====== PASSAGE GIVEN ======
The Functional Cox Regression Model

The Functional Cox Regression (FCR) model extends the classical Cox proportional hazards model to settings where one or more predictors are functional (i.e., curves or trajectories observed over a continuum).

For subject \(i = 1, \ldots, n\), let \(T_i\) be the event time and \(C_i\) the censoring time. The observed data consist of \([Y_i, \delta_i, \mathbf{Z}_i, \{W_i(t_m), t_m \in \mathcal{T}\}]\), where:

• \(Y_i = \min(T_i, C_i)\) is the observed follow-up time,
• \(\delta_i\) is the censoring indicator with \(\delta_i = 0\) if the event is observed (\(Y_i = T_i\)) and \(\delta_i = 1\) if the event is censored (\(Y_i < T_i\)),
• \(\mathbf{Z}_i\) is a \(p \times 1\) vector of scalar predictors,
• \(\{W_i(t_m), t_m \in \mathcal{T}\}\) for \(m = 1, \ldots, M\) is a functional predictor observed over a domain \(\mathcal{T}\).

The domain \(\mathcal{T}\) is not restricted to \([0,1]\); it is determined by the actual time points in the data (e.g., \(\mathcal{T} = [1, 1440]\) for minute-level 24-hour activity data). See the section on tmat, lmat, and wmat below for details.

The model assumes a proportional hazards structure:

\[h_i(t) = h_0(t) \exp(\eta_i)\]

where \(h_0(t)\) is the baseline hazard function, and \(\eta_i\) is the linear predictor defined as:

\[\eta_i = \eta_0 + \int_{\mathcal{T}} W_i(s)\beta(s)\,ds + \mathbf{Z}_i^t \boldsymbol{\gamma}\]

Here \(\eta_0\) is the intercept, \(\beta(\cdot)\) is the functional coefficient, and \(\boldsymbol{\gamma}\) is the vector of scalar regression coefficients. The integral is approximated by a Riemann sum using the time point matrix tmat and the integration weight matrix lmat (see below).

The log-likelihood for this model has the form:

\[\ell(\mathbf{Y}, \boldsymbol{\delta}; h_0, \boldsymbol{\eta}) = \sum_{i=1}^n \left[ (1 - \delta_i)\left\{\log h_0(y_i) + \eta_i - H_0(y_i)\exp(\eta_i)\right\} + \delta_i\left\{-H_0(y_i)\exp(\eta_i)\right\} \right]\]

where \(H_0(t) = \int_0^t h_0(u)\,du\) is the cumulative baseline hazard function.
====== AVAILABLE RECORDS ======
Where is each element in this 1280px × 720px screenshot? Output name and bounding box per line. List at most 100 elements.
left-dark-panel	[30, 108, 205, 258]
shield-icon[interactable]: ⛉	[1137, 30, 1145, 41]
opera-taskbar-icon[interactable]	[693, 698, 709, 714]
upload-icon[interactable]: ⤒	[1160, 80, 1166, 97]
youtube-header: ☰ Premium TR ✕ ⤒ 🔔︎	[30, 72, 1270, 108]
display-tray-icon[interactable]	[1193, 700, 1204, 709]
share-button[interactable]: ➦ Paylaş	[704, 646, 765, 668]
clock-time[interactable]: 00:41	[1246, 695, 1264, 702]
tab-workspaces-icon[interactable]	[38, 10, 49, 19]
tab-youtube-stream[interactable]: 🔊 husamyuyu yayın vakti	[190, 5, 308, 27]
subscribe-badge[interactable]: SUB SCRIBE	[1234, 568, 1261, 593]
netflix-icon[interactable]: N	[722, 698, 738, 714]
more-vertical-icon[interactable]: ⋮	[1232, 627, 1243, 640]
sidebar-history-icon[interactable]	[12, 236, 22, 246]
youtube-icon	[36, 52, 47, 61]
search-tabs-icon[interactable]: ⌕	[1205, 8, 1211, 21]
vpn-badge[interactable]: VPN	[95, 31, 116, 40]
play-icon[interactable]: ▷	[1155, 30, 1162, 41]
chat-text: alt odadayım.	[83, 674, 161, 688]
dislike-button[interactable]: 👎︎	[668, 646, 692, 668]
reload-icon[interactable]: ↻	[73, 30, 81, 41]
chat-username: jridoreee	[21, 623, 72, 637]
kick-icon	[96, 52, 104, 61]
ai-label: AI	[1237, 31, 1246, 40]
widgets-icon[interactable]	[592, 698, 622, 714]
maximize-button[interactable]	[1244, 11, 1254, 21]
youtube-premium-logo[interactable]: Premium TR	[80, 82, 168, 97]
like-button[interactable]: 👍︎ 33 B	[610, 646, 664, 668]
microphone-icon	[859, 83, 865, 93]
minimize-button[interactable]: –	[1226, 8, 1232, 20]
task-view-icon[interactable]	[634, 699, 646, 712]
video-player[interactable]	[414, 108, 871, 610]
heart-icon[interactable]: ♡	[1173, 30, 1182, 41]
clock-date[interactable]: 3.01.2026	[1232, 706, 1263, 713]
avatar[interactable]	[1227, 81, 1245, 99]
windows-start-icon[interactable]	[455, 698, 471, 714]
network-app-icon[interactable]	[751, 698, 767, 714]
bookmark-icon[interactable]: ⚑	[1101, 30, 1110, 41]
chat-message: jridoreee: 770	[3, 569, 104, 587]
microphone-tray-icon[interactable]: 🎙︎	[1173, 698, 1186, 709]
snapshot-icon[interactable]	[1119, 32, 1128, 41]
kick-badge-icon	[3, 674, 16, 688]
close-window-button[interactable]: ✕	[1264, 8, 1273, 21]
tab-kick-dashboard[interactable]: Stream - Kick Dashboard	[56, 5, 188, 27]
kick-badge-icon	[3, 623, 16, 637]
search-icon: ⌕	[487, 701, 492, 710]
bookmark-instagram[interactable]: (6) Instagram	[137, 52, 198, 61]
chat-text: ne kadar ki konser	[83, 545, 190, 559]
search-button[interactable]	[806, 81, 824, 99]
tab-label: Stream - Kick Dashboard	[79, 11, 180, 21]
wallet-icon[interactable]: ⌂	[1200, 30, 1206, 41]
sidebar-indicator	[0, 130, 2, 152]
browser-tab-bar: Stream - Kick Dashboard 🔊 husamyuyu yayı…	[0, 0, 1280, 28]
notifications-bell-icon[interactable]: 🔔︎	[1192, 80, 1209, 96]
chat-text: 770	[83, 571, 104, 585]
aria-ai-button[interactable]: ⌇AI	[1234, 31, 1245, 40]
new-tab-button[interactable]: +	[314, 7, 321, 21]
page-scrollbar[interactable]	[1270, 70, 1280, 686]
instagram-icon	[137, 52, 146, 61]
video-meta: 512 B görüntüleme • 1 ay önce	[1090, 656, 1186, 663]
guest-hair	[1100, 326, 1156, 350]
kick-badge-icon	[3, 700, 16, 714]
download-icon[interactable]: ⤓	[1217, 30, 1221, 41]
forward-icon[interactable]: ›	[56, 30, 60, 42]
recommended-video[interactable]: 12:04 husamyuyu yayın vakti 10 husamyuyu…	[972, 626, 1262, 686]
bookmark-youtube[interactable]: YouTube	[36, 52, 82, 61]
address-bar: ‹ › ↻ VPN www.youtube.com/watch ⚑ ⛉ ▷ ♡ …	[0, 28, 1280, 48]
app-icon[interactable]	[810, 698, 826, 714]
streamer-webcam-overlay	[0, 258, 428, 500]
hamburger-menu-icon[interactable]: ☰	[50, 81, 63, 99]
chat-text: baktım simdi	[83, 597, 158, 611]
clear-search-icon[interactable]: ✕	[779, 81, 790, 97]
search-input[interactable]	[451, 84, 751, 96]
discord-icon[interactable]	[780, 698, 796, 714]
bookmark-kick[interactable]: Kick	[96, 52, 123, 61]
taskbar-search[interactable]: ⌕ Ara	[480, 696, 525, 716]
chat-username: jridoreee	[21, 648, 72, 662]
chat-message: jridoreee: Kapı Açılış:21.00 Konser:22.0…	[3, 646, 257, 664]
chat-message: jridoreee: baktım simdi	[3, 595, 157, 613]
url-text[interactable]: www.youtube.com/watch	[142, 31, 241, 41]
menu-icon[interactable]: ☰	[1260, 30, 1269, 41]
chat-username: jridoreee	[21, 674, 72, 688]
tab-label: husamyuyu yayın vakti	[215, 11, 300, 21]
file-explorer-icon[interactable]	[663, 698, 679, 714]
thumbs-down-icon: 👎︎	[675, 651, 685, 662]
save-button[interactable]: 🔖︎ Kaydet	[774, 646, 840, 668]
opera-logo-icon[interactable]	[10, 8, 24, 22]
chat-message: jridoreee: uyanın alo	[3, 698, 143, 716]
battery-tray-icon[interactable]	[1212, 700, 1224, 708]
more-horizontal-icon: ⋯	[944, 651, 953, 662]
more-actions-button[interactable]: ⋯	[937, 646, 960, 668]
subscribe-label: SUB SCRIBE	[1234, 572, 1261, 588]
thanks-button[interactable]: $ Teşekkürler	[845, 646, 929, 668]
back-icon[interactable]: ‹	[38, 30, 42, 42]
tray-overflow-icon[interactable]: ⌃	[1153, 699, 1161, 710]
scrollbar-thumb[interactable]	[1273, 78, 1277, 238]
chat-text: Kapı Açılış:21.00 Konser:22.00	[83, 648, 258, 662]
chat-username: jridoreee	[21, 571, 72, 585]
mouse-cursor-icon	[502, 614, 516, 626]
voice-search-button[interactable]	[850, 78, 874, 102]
======
TASKS AND EXERCISES -
a: According to the Functional Cox Regression passage, how is the integral in the linear predictor approximated?
b: Retype the saved data entries word for word, starting at their first line and ending at the line that contains "698, 709, 714]".

PER-TASK ANSWERS -
a: By a Riemann sum using the time point matrix tmat and the integration weight matrix lmat.

b:
Where is each element in this 1280px × 720px screenshot? Output name and bounding box per line. List at most 100 elements.
left-dark-panel	[30, 108, 205, 258]
shield-icon[interactable]: ⛉	[1137, 30, 1145, 41]
opera-taskbar-icon[interactable]	[693, 698, 709, 714]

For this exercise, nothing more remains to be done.